═══ DATA SUPPLIED ═══

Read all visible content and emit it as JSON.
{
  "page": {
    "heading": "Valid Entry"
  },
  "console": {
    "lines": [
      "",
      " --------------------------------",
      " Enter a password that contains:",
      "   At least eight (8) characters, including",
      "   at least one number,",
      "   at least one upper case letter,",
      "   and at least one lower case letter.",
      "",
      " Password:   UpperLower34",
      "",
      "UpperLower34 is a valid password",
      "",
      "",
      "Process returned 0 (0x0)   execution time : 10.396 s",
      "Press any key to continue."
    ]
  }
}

═══
═══ DATA SUPPLIED ═══

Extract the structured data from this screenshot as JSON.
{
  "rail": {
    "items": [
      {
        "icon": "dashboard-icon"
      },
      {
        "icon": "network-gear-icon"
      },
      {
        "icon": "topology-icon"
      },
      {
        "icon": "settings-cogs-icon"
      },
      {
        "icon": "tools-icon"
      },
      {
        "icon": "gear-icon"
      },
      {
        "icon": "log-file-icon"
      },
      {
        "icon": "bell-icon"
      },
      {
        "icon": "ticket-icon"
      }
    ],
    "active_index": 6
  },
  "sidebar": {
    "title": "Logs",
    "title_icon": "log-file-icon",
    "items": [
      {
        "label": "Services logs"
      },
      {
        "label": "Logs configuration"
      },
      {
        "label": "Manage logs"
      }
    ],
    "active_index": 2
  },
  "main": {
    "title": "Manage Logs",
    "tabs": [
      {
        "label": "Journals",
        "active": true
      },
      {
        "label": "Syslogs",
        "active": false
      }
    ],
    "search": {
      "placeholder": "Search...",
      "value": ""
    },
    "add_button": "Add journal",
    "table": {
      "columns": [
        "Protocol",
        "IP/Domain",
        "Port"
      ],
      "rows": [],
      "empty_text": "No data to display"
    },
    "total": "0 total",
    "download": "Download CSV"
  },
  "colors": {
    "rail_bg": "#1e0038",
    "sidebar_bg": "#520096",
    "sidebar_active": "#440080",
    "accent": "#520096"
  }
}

═══

PROBLEM DESCRIPTION » Nothing but a number is needed here: how many lines hold the string "case"?

RESPONSE TO THE EXERCISE » 2